WHAT IS BEING ASKED:
Keep the images out and copy every entry below exactly.

DATA TO PROCESS:

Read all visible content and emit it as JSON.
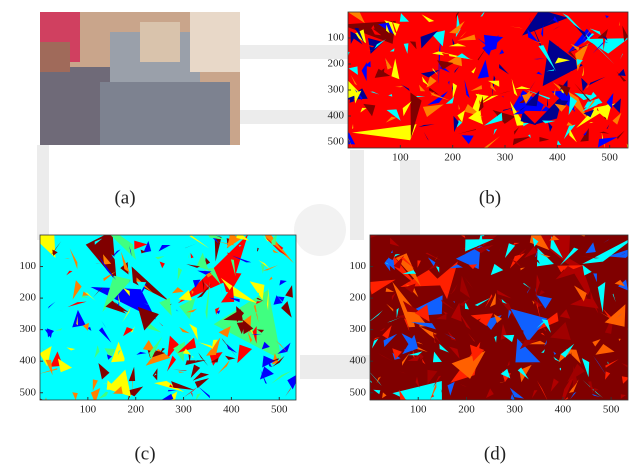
{
  "panels": [
    {
      "label": "(a)"
    },
    {
      "label": "(b)",
      "xlim": [
        0,
        535
      ],
      "ylim": [
        0,
        523
      ],
      "xticks": [
        100,
        200,
        300,
        400,
        500
      ],
      "yticks": [
        100,
        200,
        300,
        400,
        500
      ]
    },
    {
      "label": "(c)",
      "xlim": [
        0,
        535
      ],
      "ylim": [
        0,
        523
      ],
      "xticks": [
        100,
        200,
        300,
        400,
        500
      ],
      "yticks": [
        100,
        200,
        300,
        400,
        500
      ]
    },
    {
      "label": "(d)",
      "xlim": [
        0,
        535
      ],
      "ylim": [
        0,
        523
      ],
      "xticks": [
        100,
        200,
        300,
        400,
        500
      ],
      "yticks": [
        100,
        200,
        300,
        400,
        500
      ]
    }
  ]
}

REPLY:
Read all visible content and emit it as JSON.
{
  "panels": [
    {
      "label": "(a)"
    },
    {
      "label": "(b)",
      "xlim": [
        0,
        535
      ],
      "ylim": [
        0,
        523
      ],
      "xticks": [
        100,
        200,
        300,
        400,
        500
      ],
      "yticks": [
        100,
        200,
        300,
        400,
        500
      ]
    },
    {
      "label": "(c)",
      "xlim": [
        0,
        535
      ],
      "ylim": [
        0,
        523
      ],
      "xticks": [
        100,
        200,
        300,
        400,
        500
      ],
      "yticks": [
        100,
        200,
        300,
        400,
        500
      ]
    },
    {
      "label": "(d)",
      "xlim": [
        0,
        535
      ],
      "ylim": [
        0,
        523
      ],
      "xticks": [
        100,
        200,
        300,
        400,
        500
      ],
      "yticks": [
        100,
        200,
        300,
        400,
        500
      ]
    }
  ]
}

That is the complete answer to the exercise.